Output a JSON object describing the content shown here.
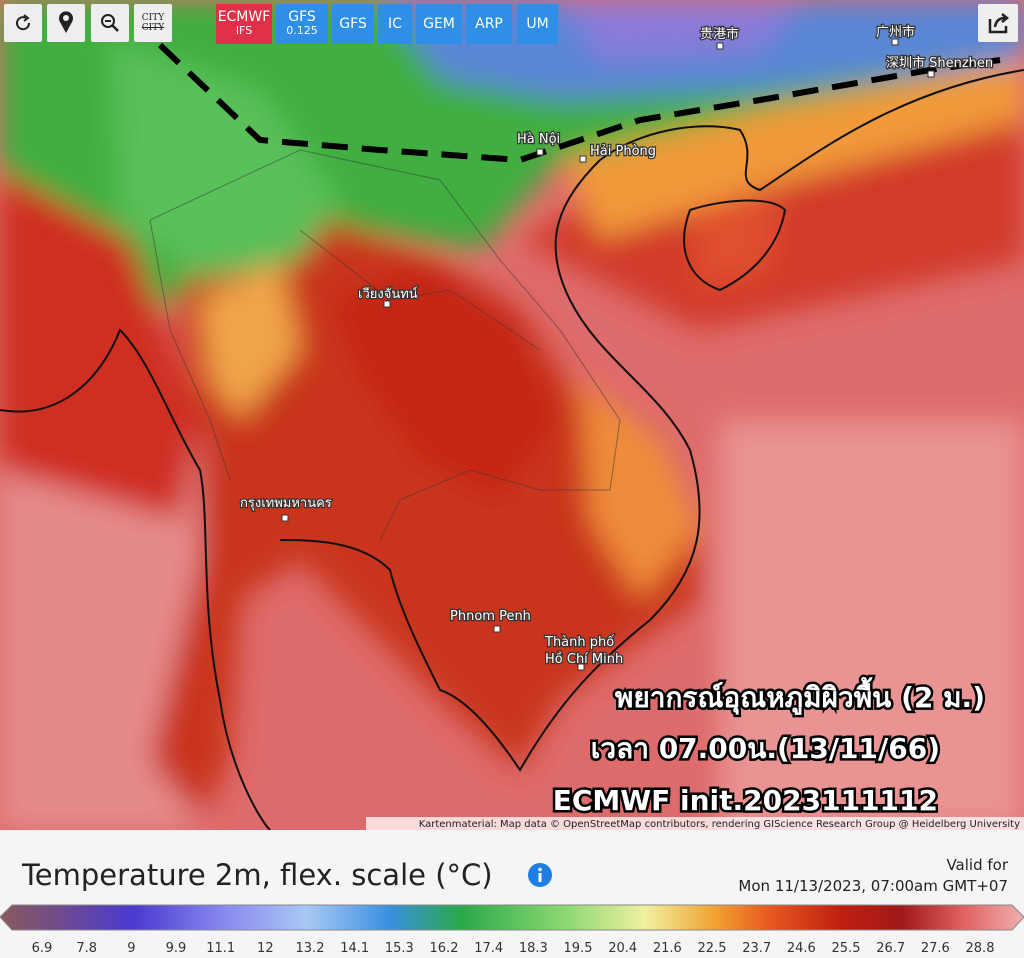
{
  "toolbar": {
    "ecmwf": [
      "ECMWF",
      "IFS"
    ],
    "gfs_fine": [
      "GFS",
      "0.125"
    ],
    "models": [
      "GFS",
      "IC",
      "GEM",
      "ARP",
      "UM"
    ],
    "city": "CITY"
  },
  "map": {
    "cities": [
      "贵港市",
      "广州市",
      "深圳市 Shenzhen",
      "Hà Nội",
      "Hải Phòng",
      "เวียงจันทน์",
      "กรุงเทพมหานคร",
      "Phnom Penh",
      "Thành phố",
      "Hồ Chí Minh"
    ],
    "overlay": [
      "พยากรณ์อุณหภูมิผิวพื้น (2 ม.)",
      "เวลา 07.00น.(13/11/66)",
      "ECMWF init.2023111112"
    ],
    "attribution": "Kartenmaterial: Map data © OpenStreetMap contributors, rendering GIScience Research Group @ Heidelberg University"
  },
  "legend": {
    "title": "Temperature 2m, flex. scale (°C)",
    "valid_label": "Valid for",
    "valid_time": "Mon 11/13/2023, 07:00am GMT+07",
    "scale_labels": [
      "6.9",
      "7.8",
      "9",
      "9.9",
      "11.1",
      "12",
      "13.2",
      "14.1",
      "15.3",
      "16.2",
      "17.4",
      "18.3",
      "19.5",
      "20.4",
      "21.6",
      "22.5",
      "23.7",
      "24.6",
      "25.5",
      "26.7",
      "27.6",
      "28.8"
    ]
  }
}
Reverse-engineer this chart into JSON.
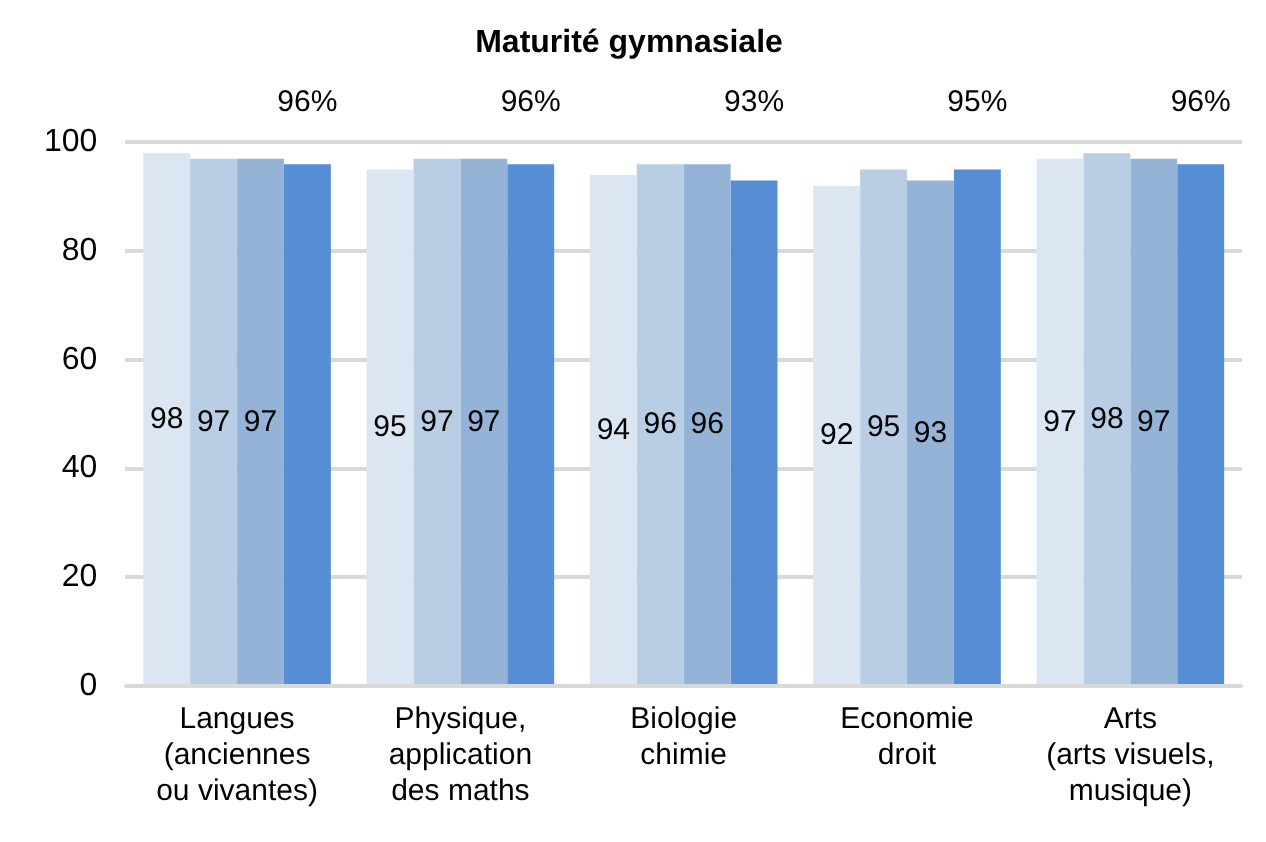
{
  "chart_data": {
    "type": "bar",
    "title": "Maturité gymnasiale",
    "categories": [
      "Langues\n(anciennes\nou vivantes)",
      "Physique,\napplication\ndes maths",
      "Biologie\nchimie",
      "Economie\ndroit",
      "Arts\n(arts visuels,\nmusique)"
    ],
    "series": [
      {
        "color": "#dce6f2",
        "values": [
          98,
          95,
          94,
          92,
          97
        ],
        "value_labels": [
          "98",
          "95",
          "94",
          "92",
          "97"
        ]
      },
      {
        "color": "#b9cde5",
        "values": [
          97,
          97,
          96,
          95,
          98
        ],
        "value_labels": [
          "97",
          "97",
          "96",
          "95",
          "98"
        ]
      },
      {
        "color": "#95b3d7",
        "values": [
          97,
          97,
          96,
          93,
          97
        ],
        "value_labels": [
          "97",
          "97",
          "96",
          "93",
          "97"
        ]
      },
      {
        "color": "#558ed5",
        "values": [
          96,
          96,
          93,
          95,
          96
        ],
        "value_labels": [
          "96%",
          "96%",
          "93%",
          "95%",
          "96%"
        ]
      }
    ],
    "ylim": [
      0,
      100
    ],
    "yticks": [
      0,
      20,
      40,
      60,
      80,
      100
    ],
    "grid": "y",
    "legend": false
  }
}
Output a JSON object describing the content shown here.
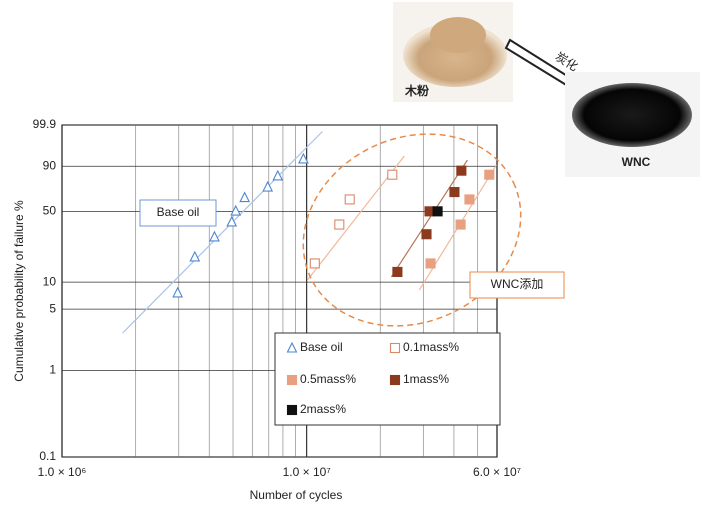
{
  "chart_data": {
    "type": "weibull",
    "xlabel": "Number of cycles",
    "ylabel": "Cumulative probability of failure %",
    "xscale": "log",
    "yscale": "weibull",
    "xlim": [
      1000000,
      60000000
    ],
    "ylim": [
      0.1,
      99.9
    ],
    "xticks": [
      {
        "value": 1000000,
        "label": "1.0 × 10⁶"
      },
      {
        "value": 10000000,
        "label": "1.0 × 10⁷"
      },
      {
        "value": 60000000,
        "label": "6.0 × 10⁷"
      }
    ],
    "xgrid": [
      2000000,
      3000000,
      4000000,
      5000000,
      6000000,
      7000000,
      8000000,
      9000000,
      20000000,
      30000000,
      40000000,
      50000000
    ],
    "yticks": [
      99.9,
      90,
      50,
      10,
      5,
      1,
      0.1
    ],
    "grid": true,
    "series": [
      {
        "name": "Base oil",
        "color": "#4f86d0",
        "marker": "triangle",
        "filled": false,
        "x": [
          2970000,
          3490000,
          4200000,
          4940000,
          5130000,
          5580000,
          6930000,
          7620000,
          9700000
        ],
        "values": [
          7.6,
          18.6,
          29.6,
          40.7,
          50.3,
          63.2,
          73.4,
          83.1,
          93.9
        ],
        "fit": {
          "color": "#a9c3ea",
          "x": [
            1770000,
            11600000
          ],
          "values": [
            2.68,
            99.7
          ]
        }
      },
      {
        "name": "0.1mass%",
        "color": "#d9896a",
        "marker": "square",
        "filled": false,
        "x": [
          10800000,
          13600000,
          15000000,
          22400000
        ],
        "values": [
          15.9,
          38.6,
          61.4,
          84.1
        ],
        "fit": {
          "color": "#f2b898",
          "x": [
            10100000,
            25100000
          ],
          "values": [
            10.6,
            95.2
          ]
        }
      },
      {
        "name": "0.5mass%",
        "color": "#e9a080",
        "marker": "square",
        "filled": true,
        "x": [
          32100000,
          42600000,
          46300000,
          55800000
        ],
        "values": [
          15.9,
          38.6,
          61.4,
          84.1
        ],
        "fit": {
          "color": "#f2b898",
          "x": [
            28900000,
            59700000
          ],
          "values": [
            8.2,
            90.8
          ]
        }
      },
      {
        "name": "1mass%",
        "color": "#8b3a1e",
        "marker": "square",
        "filled": true,
        "x": [
          23500000,
          30900000,
          31800000,
          40200000,
          42900000
        ],
        "values": [
          12.9,
          31.4,
          50,
          68.6,
          87.1
        ],
        "fit": {
          "color": "#b5755a",
          "x": [
            22200000,
            45400000
          ],
          "values": [
            11.4,
            93.4
          ]
        }
      },
      {
        "name": "2mass%",
        "color": "#111111",
        "marker": "square",
        "filled": true,
        "x": [
          34300000
        ],
        "values": [
          50
        ]
      }
    ],
    "annotations": [
      {
        "text": "Base oil",
        "color": "#3f74c0"
      },
      {
        "text": "WNC添加",
        "color": "#e07a3a"
      }
    ],
    "pictures": {
      "wood": "木粉",
      "arrow": "炭化",
      "carbon": "WNC"
    }
  }
}
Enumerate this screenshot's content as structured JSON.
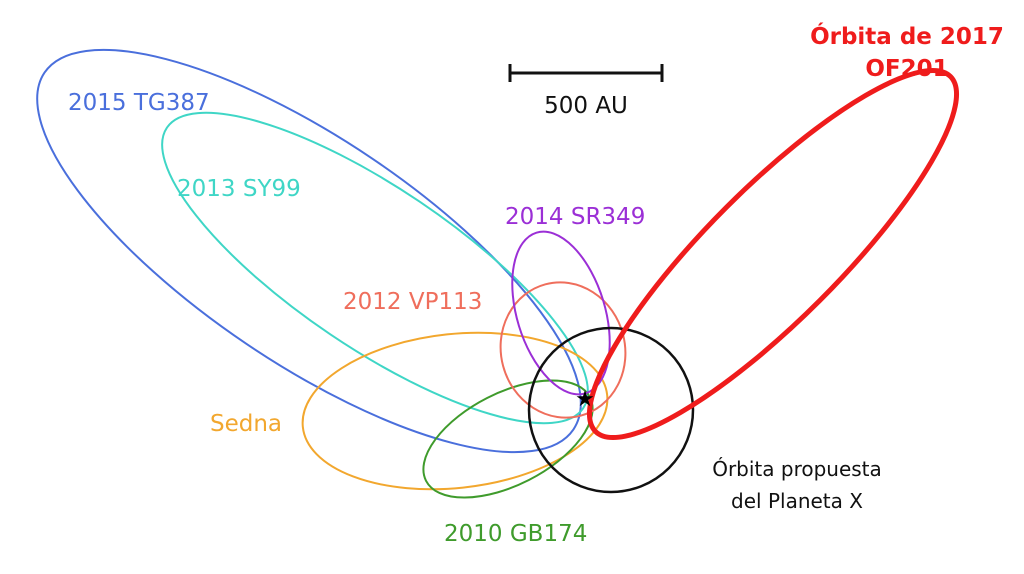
===============
## Direction
Find every line that holds "name" and copy it.

## Worked answer
        "name": "Base oil",
        "name": "0.1mass%",
        "name": "0.5mass%",
        "name": "1mass%",
        "name": "2mass%",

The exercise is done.